YOUR TASK — Report how many lines contain the word "have"; answer with the number only.
[BEGIN INPUT]
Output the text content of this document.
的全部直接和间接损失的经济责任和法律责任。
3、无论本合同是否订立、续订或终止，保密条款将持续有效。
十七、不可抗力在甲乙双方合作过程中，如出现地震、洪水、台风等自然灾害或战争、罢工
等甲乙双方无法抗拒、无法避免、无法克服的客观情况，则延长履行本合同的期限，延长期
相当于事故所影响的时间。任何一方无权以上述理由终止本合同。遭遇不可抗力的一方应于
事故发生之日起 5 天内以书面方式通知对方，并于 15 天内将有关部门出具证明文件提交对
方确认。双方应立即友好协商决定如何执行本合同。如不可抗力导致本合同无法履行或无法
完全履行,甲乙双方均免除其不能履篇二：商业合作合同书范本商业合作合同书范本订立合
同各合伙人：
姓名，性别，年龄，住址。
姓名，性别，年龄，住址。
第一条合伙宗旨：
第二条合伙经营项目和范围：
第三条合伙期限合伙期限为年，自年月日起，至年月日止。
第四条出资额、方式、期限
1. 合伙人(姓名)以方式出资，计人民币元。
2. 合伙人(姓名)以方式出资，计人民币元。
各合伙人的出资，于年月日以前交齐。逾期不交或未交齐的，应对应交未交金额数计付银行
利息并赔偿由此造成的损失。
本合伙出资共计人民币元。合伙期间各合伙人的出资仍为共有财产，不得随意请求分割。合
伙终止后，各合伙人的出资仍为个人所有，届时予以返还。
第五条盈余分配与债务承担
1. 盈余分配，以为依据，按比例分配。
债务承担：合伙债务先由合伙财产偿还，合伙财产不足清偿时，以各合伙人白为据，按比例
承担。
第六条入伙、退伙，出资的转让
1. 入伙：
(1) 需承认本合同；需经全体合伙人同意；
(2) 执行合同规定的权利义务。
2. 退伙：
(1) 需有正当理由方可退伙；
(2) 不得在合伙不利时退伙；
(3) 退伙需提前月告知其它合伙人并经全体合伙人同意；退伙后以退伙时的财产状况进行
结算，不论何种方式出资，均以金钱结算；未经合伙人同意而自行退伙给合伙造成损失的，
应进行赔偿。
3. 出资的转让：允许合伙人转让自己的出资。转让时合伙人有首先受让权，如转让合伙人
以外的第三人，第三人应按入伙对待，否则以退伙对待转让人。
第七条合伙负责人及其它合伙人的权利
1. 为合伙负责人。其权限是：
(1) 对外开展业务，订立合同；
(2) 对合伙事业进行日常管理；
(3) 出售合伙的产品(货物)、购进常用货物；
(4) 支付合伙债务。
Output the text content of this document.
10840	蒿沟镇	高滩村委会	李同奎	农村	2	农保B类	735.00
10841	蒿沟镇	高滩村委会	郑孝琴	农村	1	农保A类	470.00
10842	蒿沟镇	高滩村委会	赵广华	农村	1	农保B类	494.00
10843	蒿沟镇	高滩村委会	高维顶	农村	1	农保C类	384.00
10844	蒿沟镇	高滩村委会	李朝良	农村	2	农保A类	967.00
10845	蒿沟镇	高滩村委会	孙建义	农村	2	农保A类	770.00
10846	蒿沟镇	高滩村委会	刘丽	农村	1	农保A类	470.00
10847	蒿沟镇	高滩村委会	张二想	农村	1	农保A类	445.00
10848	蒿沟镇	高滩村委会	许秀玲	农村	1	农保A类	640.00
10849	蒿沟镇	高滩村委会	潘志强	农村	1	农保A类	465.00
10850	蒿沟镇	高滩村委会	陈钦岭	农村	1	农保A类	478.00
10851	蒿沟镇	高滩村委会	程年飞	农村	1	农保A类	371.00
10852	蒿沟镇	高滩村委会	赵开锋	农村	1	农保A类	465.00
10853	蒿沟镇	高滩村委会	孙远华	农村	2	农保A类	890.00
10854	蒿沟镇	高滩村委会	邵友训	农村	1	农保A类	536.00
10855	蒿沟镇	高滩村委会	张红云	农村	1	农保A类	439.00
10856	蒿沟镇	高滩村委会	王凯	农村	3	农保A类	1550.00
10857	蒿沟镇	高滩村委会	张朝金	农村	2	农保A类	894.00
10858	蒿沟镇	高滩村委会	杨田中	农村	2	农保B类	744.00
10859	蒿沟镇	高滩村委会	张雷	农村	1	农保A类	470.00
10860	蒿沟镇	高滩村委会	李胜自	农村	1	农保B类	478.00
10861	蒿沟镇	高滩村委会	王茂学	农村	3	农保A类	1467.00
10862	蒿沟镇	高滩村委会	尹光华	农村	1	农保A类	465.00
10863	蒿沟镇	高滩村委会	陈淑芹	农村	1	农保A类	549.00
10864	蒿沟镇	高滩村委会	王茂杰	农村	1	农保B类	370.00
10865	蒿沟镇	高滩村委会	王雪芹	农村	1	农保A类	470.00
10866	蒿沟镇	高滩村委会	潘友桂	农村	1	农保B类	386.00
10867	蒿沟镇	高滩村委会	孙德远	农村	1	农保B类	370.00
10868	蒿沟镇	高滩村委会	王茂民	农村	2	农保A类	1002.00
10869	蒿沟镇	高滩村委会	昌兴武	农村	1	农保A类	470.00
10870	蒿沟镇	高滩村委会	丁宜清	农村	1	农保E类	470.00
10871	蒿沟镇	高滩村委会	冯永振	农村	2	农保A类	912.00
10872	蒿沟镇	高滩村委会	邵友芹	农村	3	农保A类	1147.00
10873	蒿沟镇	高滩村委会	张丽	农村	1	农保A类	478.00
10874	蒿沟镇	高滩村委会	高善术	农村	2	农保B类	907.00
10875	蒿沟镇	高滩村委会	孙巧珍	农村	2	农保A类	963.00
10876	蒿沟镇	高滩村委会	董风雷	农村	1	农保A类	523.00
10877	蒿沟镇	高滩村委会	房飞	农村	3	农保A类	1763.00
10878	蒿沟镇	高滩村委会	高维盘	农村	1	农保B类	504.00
[END INPUT]
[BEGIN INPUT]
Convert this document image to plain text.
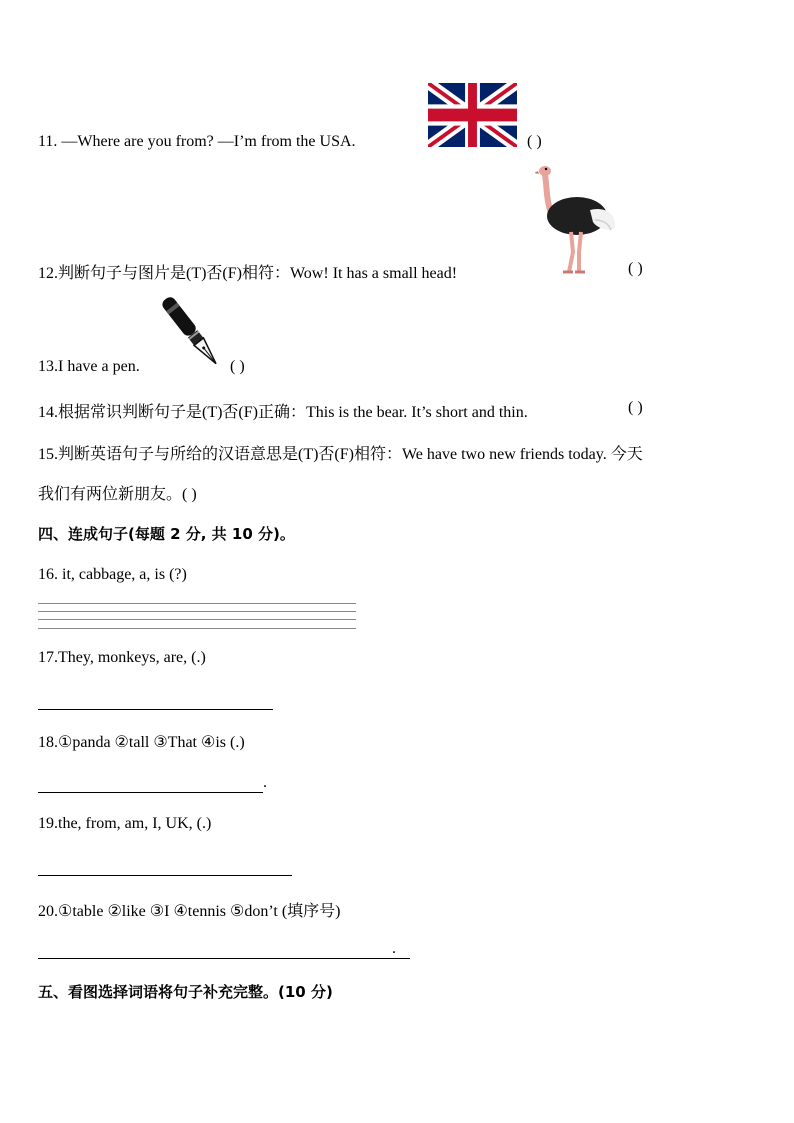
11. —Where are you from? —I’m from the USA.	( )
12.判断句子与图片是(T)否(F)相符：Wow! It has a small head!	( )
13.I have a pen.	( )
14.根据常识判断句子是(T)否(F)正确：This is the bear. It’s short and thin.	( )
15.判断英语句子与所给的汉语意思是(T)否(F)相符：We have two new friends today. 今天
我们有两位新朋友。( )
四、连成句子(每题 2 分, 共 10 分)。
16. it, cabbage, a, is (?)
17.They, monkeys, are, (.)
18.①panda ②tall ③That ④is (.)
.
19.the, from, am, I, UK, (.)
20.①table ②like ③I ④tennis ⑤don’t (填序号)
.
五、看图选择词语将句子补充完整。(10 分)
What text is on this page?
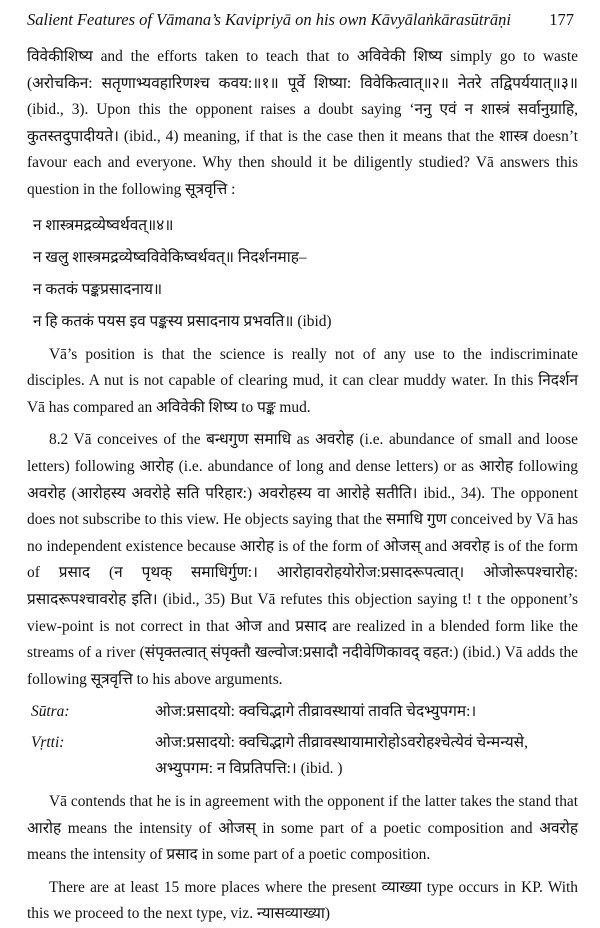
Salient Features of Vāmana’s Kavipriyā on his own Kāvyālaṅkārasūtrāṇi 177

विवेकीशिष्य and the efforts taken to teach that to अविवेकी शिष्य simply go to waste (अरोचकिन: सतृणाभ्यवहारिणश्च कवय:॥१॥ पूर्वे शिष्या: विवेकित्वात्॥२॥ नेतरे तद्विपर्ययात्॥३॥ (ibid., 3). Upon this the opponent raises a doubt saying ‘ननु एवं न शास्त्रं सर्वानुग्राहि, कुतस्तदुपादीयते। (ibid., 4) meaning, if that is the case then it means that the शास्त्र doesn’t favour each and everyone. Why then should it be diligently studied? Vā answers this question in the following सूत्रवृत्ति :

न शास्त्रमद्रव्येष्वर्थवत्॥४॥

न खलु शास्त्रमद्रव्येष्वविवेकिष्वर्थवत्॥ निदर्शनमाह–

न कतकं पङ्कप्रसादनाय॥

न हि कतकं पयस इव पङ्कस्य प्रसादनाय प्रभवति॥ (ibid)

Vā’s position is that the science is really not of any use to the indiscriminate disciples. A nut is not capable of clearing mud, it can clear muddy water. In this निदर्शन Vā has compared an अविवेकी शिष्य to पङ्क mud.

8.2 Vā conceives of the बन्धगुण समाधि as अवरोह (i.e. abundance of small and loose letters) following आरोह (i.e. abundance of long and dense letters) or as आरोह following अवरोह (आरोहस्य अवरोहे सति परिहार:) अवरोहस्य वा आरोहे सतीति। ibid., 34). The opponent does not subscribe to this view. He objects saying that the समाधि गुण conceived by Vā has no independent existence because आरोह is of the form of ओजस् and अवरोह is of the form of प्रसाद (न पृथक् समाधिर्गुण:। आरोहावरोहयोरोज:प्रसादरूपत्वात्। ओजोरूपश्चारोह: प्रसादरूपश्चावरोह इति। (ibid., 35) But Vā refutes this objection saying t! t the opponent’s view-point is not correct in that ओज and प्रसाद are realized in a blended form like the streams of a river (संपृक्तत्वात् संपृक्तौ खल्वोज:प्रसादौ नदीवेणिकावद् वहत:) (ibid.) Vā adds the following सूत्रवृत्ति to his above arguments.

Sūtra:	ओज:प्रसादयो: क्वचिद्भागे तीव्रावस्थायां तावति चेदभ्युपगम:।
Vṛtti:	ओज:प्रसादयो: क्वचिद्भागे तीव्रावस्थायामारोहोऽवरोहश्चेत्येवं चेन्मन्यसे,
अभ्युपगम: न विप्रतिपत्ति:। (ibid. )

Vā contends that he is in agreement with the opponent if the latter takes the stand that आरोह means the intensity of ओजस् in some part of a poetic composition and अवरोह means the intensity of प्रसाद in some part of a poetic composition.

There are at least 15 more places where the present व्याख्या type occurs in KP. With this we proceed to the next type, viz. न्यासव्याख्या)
[END INPUT]
ANSWER TO THE PROBLEM — 2